Input rows =
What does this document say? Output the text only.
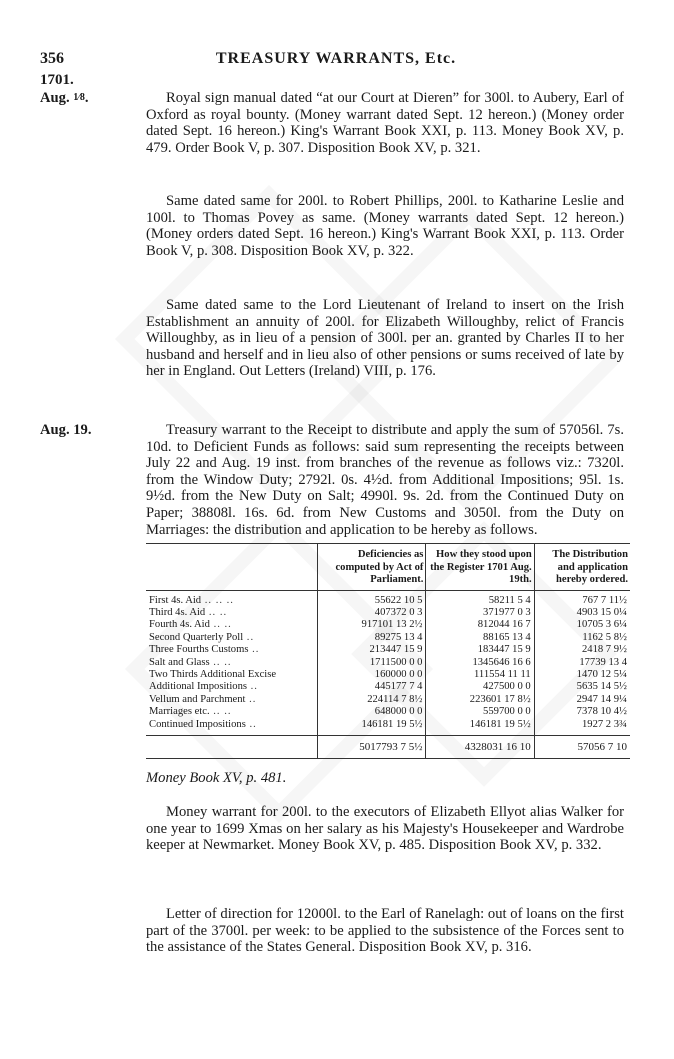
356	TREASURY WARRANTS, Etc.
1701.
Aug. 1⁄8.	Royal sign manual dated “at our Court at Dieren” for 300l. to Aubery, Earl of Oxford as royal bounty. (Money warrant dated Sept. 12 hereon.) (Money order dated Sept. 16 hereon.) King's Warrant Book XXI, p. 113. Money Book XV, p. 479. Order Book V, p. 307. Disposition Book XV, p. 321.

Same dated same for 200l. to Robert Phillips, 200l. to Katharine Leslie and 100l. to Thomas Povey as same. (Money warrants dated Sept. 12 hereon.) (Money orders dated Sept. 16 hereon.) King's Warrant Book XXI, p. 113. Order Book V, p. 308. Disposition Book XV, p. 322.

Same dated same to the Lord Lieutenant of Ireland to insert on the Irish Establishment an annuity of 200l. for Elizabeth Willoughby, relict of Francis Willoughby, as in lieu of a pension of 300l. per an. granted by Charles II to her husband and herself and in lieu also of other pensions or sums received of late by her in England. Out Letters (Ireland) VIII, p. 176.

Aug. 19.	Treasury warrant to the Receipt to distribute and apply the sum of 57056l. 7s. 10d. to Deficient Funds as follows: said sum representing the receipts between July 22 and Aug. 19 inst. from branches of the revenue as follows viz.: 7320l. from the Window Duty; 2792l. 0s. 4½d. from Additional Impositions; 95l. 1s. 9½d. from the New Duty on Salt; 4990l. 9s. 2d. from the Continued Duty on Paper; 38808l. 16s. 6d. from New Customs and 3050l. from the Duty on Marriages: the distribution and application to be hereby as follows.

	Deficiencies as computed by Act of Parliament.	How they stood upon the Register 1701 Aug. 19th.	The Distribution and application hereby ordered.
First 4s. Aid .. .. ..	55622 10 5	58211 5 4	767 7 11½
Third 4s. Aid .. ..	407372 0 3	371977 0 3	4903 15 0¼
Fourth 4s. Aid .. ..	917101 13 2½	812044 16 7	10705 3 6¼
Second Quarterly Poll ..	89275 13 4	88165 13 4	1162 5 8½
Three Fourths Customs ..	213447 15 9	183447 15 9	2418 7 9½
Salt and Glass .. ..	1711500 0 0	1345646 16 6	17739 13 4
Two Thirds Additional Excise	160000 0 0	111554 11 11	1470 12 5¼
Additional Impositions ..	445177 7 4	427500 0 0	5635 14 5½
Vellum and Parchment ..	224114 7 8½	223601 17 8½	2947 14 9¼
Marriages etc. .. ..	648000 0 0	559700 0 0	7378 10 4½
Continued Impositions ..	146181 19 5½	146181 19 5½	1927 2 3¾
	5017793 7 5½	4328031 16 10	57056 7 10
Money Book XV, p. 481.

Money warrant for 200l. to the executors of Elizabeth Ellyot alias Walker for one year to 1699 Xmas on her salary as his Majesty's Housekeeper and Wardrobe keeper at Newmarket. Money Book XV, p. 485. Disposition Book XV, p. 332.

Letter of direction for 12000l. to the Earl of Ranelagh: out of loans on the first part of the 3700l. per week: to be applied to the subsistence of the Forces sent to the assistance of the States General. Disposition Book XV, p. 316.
--
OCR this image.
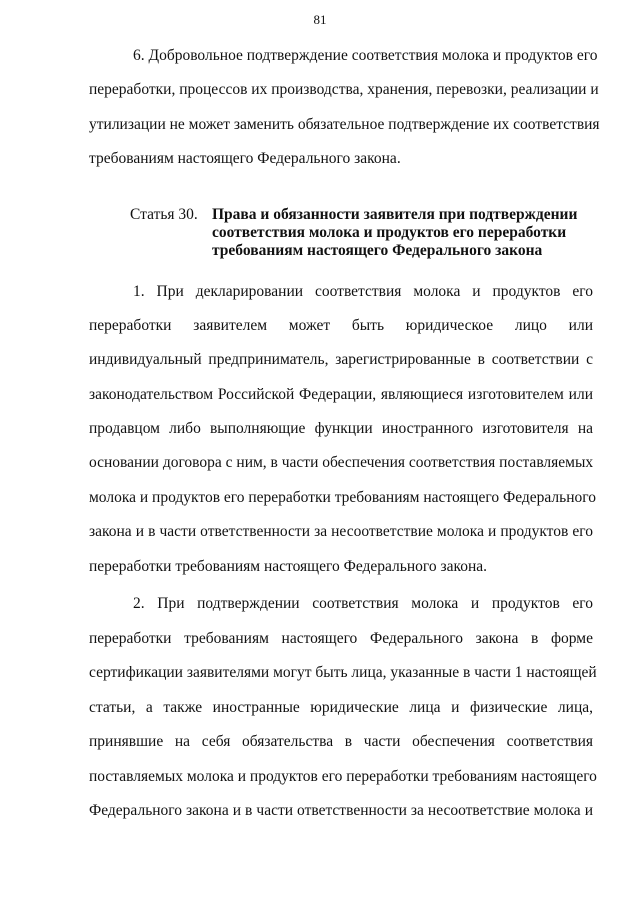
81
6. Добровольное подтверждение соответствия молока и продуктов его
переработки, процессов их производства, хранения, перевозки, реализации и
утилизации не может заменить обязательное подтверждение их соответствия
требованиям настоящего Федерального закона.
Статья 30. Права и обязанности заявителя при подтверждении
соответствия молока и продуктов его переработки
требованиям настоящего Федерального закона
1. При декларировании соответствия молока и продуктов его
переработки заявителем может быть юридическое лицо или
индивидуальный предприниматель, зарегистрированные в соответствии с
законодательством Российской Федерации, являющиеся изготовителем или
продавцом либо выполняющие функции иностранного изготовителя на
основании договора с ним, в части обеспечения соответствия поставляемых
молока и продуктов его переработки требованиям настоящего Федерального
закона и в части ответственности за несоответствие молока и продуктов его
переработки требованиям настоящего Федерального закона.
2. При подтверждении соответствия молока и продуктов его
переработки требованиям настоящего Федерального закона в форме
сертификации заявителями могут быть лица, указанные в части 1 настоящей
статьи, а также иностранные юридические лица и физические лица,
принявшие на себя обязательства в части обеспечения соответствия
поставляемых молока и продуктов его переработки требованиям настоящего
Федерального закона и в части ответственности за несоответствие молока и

Exercise prompt = Looking at the records above, tally the lines holding "закона" and reply with that number only.

The result = 6